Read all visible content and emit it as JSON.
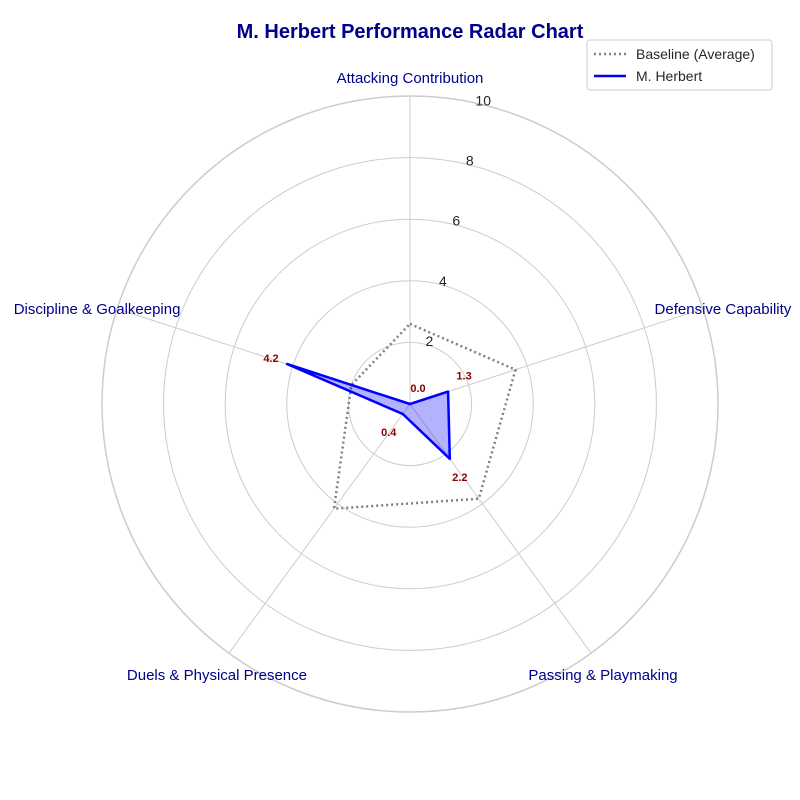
{
  "chart_data": {
    "type": "radar",
    "title": "M. Herbert Performance Radar Chart",
    "axes": [
      "Attacking Contribution",
      "Defensive Capability",
      "Passing & Playmaking",
      "Duels & Physical Presence",
      "Discipline & Goalkeeping"
    ],
    "rmax": 10,
    "r_ticks": [
      2,
      4,
      6,
      8,
      10
    ],
    "grid": true,
    "legend_position": "top-right",
    "series": [
      {
        "name": "Baseline (Average)",
        "values": [
          2.6,
          3.6,
          3.8,
          4.2,
          2.0
        ],
        "style": "dotted",
        "color": "#808080"
      },
      {
        "name": "M. Herbert",
        "values": [
          0.0,
          1.3,
          2.2,
          0.4,
          4.2
        ],
        "style": "solid",
        "color": "#0000ff",
        "fill": "#0000ff"
      }
    ],
    "data_labels": [
      "0.0",
      "1.3",
      "2.2",
      "0.4",
      "4.2"
    ]
  }
}
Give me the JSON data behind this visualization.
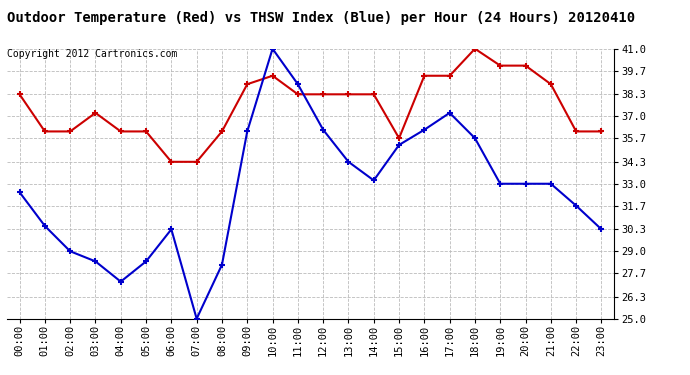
{
  "title": "Outdoor Temperature (Red) vs THSW Index (Blue) per Hour (24 Hours) 20120410",
  "copyright": "Copyright 2012 Cartronics.com",
  "hours": [
    "00:00",
    "01:00",
    "02:00",
    "03:00",
    "04:00",
    "05:00",
    "06:00",
    "07:00",
    "08:00",
    "09:00",
    "10:00",
    "11:00",
    "12:00",
    "13:00",
    "14:00",
    "15:00",
    "16:00",
    "17:00",
    "18:00",
    "19:00",
    "20:00",
    "21:00",
    "22:00",
    "23:00"
  ],
  "red_data": [
    38.3,
    36.1,
    36.1,
    37.2,
    36.1,
    36.1,
    34.3,
    34.3,
    36.1,
    38.9,
    39.4,
    38.3,
    38.3,
    38.3,
    38.3,
    35.7,
    39.4,
    39.4,
    41.0,
    40.0,
    40.0,
    38.9,
    36.1,
    36.1
  ],
  "blue_data": [
    32.5,
    30.5,
    29.0,
    28.4,
    27.2,
    28.4,
    30.3,
    25.0,
    28.2,
    36.1,
    41.0,
    38.9,
    36.2,
    34.3,
    33.2,
    35.3,
    36.2,
    37.2,
    35.7,
    33.0,
    33.0,
    33.0,
    31.7,
    30.3
  ],
  "ylim": [
    25.0,
    41.0
  ],
  "yticks": [
    25.0,
    26.3,
    27.7,
    29.0,
    30.3,
    31.7,
    33.0,
    34.3,
    35.7,
    37.0,
    38.3,
    39.7,
    41.0
  ],
  "red_color": "#cc0000",
  "blue_color": "#0000cc",
  "background_color": "#ffffff",
  "grid_color": "#bbbbbb",
  "title_fontsize": 10,
  "tick_fontsize": 7.5,
  "copyright_fontsize": 7
}
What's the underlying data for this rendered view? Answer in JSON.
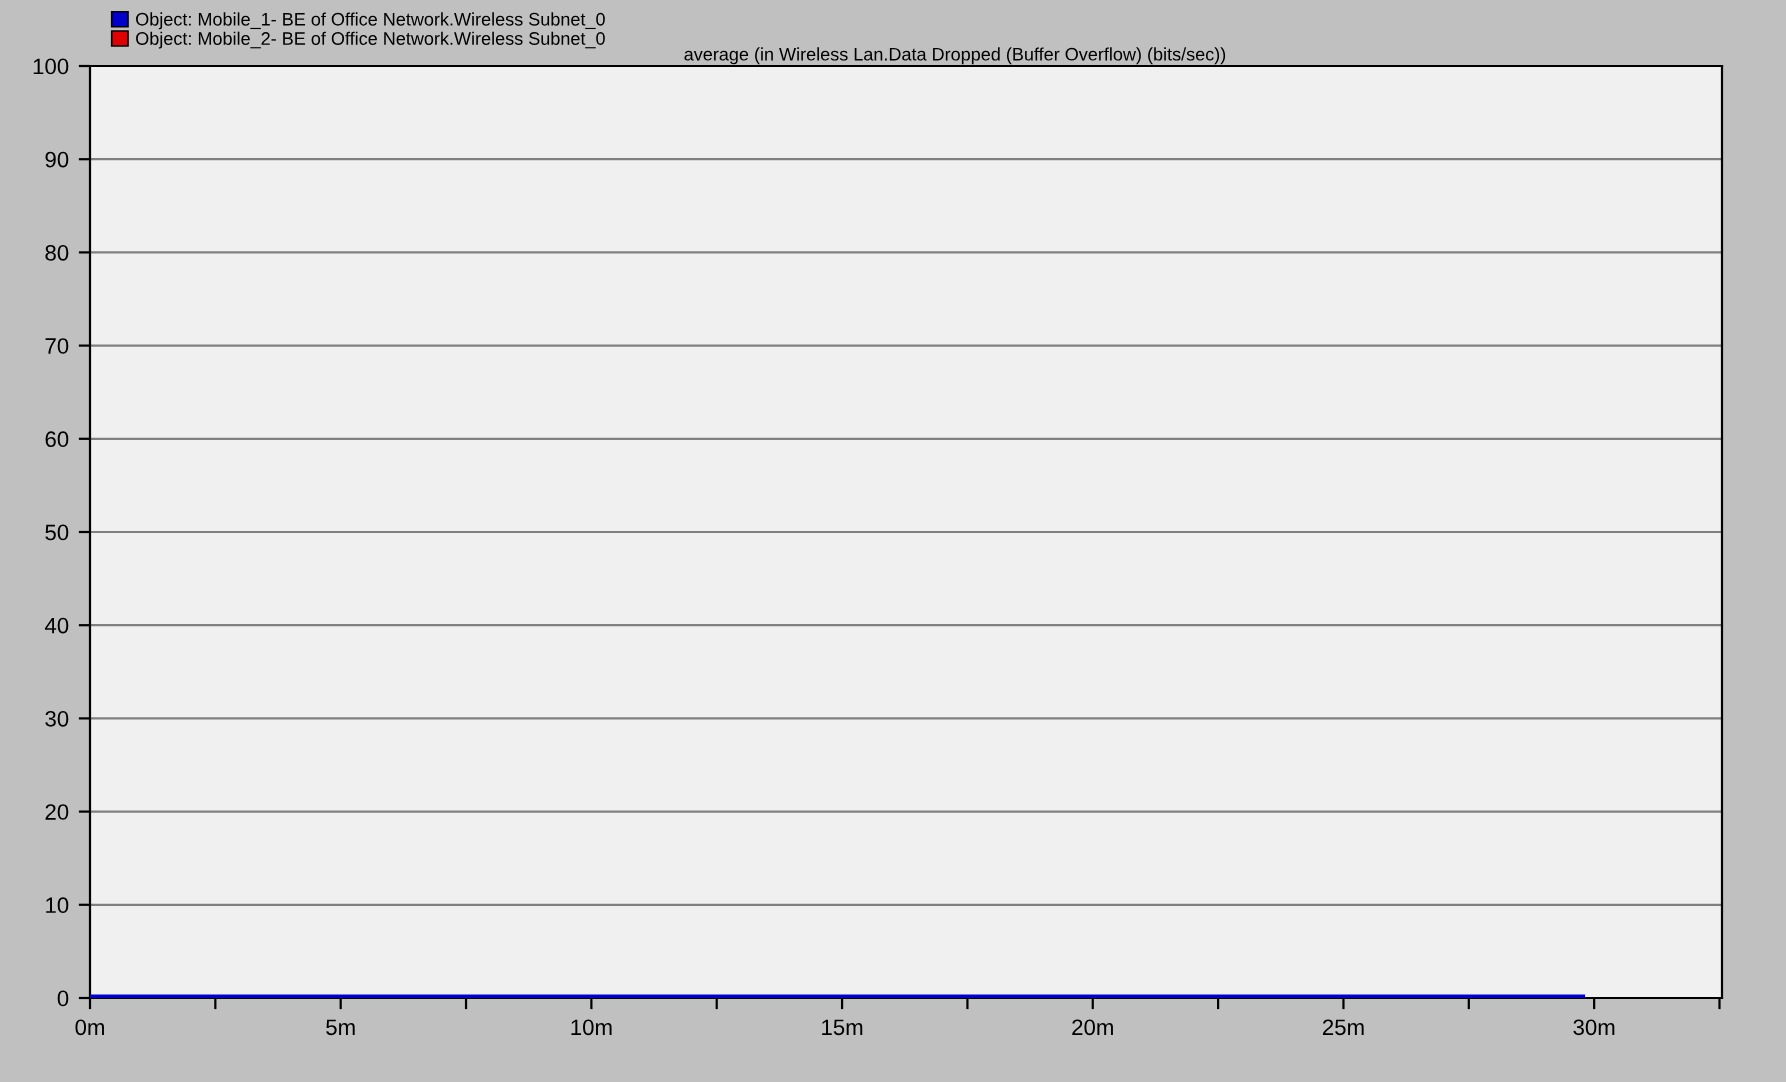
---+---
GIVEN TASK => Where a line above contains the word "this", copy that line.

COMPLETED TASK =>
Give me the JSON data behind this visualization.
What's the underlying data for this rendered view? Answer in JSON.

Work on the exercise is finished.